Set problem >>
Show all lines that include the string "dBFS"; copy each one.
====== Given data
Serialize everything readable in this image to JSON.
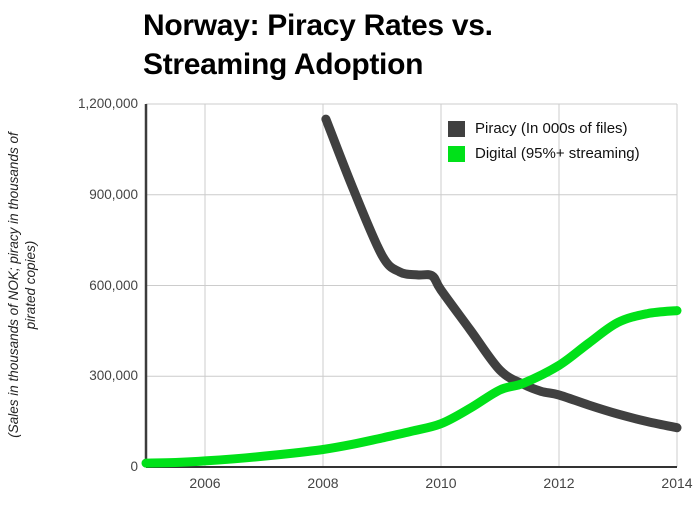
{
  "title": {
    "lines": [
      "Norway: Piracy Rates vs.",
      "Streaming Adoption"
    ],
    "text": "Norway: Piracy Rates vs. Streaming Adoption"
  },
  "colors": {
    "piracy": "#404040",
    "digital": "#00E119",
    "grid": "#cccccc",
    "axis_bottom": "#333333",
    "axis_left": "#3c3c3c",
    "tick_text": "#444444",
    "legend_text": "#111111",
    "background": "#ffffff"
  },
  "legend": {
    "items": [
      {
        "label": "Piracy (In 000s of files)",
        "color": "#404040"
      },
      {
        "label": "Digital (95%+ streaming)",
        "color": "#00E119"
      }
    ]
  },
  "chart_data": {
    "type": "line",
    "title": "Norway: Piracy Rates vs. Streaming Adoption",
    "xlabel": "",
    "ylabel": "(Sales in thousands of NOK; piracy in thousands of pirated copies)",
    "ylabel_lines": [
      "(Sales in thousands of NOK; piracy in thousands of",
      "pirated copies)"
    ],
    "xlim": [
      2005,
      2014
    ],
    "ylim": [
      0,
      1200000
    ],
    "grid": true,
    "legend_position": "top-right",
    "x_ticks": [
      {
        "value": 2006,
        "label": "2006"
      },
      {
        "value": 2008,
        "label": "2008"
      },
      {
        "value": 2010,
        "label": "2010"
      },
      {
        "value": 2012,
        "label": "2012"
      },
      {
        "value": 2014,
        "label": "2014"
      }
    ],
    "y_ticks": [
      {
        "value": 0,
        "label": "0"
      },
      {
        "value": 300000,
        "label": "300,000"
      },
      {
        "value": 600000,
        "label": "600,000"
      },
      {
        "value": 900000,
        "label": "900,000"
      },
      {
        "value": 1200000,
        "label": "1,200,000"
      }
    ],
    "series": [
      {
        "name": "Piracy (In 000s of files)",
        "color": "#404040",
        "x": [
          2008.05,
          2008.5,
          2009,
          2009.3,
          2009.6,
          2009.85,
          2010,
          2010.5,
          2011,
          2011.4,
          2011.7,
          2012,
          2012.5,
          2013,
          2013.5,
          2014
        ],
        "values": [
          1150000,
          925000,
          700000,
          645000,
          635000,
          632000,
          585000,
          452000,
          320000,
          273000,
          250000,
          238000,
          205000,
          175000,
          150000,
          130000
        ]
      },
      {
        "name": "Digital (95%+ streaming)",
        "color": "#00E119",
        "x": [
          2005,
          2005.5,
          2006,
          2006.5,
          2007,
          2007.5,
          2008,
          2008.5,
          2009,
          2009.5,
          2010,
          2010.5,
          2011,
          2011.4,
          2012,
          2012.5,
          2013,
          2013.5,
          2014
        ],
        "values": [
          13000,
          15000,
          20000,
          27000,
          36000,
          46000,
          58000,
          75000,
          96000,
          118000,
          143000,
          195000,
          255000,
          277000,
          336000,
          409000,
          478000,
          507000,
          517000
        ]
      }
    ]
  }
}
============
====== Given data
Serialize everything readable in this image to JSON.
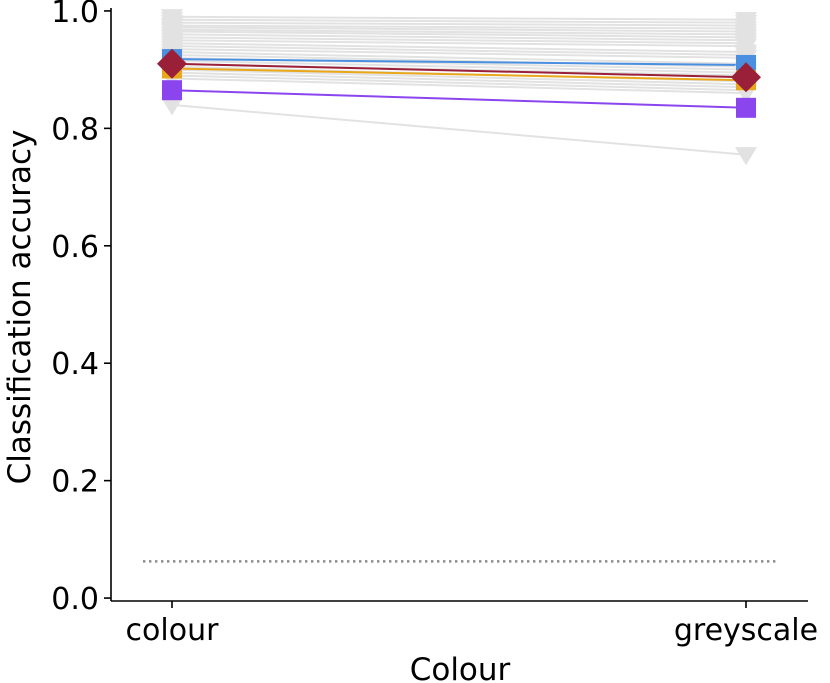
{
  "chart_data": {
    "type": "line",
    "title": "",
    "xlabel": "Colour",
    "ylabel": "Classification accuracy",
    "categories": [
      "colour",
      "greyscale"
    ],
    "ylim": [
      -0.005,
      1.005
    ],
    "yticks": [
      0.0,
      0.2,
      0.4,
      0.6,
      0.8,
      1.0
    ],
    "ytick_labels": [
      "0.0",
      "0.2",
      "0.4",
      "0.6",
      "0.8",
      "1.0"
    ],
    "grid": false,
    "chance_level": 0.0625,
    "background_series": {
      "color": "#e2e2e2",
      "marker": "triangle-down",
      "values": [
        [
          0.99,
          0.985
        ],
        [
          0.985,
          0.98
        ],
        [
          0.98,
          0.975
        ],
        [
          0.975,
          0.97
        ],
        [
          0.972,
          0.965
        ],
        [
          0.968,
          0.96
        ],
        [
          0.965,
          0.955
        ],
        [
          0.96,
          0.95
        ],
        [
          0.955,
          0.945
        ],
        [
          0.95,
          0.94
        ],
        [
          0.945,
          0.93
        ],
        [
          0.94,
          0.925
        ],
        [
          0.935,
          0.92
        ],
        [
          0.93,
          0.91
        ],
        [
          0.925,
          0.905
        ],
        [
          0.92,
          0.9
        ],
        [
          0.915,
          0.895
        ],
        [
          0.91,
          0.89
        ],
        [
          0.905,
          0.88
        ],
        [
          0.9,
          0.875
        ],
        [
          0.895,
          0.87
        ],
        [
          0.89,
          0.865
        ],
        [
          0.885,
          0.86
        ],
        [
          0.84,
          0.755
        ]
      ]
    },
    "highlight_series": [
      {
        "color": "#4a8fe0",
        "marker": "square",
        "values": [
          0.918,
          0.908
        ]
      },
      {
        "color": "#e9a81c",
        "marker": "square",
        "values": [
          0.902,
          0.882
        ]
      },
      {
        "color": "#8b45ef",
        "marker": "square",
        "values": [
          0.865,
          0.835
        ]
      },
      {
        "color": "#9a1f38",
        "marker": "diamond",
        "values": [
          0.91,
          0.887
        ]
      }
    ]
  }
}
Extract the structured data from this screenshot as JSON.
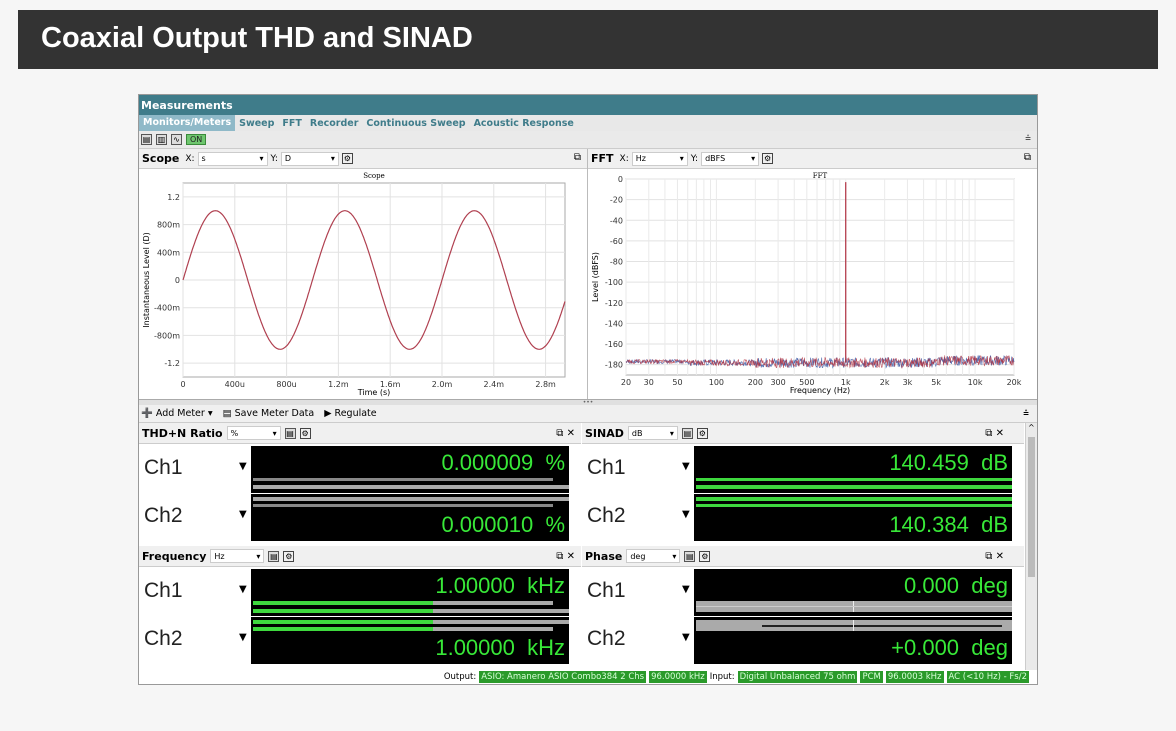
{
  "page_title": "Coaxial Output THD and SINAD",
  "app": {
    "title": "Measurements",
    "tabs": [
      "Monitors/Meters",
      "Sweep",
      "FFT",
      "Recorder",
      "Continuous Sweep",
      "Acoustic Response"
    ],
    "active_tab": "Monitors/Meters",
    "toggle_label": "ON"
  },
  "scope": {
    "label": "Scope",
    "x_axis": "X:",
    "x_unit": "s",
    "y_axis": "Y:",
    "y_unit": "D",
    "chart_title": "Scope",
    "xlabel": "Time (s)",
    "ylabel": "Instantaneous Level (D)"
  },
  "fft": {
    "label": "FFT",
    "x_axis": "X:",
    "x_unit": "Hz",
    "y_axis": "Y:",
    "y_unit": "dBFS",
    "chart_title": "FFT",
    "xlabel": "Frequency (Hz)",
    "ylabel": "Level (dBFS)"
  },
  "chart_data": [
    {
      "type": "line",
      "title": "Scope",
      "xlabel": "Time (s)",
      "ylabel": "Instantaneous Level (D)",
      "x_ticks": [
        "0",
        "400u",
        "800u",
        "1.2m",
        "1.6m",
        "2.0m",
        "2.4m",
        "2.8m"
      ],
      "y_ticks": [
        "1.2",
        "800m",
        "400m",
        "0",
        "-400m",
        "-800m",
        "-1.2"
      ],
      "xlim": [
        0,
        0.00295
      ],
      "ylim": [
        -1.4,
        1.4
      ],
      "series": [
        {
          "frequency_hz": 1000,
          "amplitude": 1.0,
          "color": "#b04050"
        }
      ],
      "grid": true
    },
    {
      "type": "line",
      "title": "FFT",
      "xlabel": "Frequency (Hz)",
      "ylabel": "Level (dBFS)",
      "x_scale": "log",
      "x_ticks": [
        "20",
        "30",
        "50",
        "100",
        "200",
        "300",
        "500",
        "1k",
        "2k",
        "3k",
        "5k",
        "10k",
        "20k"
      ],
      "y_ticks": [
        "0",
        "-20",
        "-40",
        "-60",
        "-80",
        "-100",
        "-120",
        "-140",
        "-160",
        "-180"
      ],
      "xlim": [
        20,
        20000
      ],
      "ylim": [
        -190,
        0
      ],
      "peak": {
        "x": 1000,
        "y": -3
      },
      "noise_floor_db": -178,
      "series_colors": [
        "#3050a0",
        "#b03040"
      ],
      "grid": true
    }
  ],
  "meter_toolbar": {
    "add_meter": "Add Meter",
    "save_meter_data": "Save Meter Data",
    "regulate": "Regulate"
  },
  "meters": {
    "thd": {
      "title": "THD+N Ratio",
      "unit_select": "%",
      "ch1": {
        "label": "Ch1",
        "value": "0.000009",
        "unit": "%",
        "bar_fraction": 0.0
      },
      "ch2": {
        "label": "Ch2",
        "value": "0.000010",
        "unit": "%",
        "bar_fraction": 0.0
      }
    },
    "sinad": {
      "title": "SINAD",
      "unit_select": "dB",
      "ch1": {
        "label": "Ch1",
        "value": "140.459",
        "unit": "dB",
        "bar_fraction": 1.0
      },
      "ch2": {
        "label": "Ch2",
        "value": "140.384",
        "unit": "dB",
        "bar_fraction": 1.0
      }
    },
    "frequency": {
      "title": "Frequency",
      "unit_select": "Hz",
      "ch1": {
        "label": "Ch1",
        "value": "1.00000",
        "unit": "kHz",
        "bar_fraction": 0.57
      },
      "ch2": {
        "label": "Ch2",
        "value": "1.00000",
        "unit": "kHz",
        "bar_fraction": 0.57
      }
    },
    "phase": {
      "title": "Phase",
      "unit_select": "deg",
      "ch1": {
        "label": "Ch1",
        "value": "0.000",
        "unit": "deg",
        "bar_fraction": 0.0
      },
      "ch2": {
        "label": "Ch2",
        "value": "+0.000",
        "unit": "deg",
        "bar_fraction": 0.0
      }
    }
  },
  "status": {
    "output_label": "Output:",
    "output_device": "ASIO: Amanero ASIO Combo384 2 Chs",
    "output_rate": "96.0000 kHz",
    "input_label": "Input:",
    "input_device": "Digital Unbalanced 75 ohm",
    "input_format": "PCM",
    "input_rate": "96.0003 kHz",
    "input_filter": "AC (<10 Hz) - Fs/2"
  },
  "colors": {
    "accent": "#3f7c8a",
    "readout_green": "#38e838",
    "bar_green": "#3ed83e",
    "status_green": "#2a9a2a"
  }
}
============
Complete answer >>
    "y_unit": "dBFS",
    "ylabel": "Level (dBFS)"
      "ylabel": "Level (dBFS)",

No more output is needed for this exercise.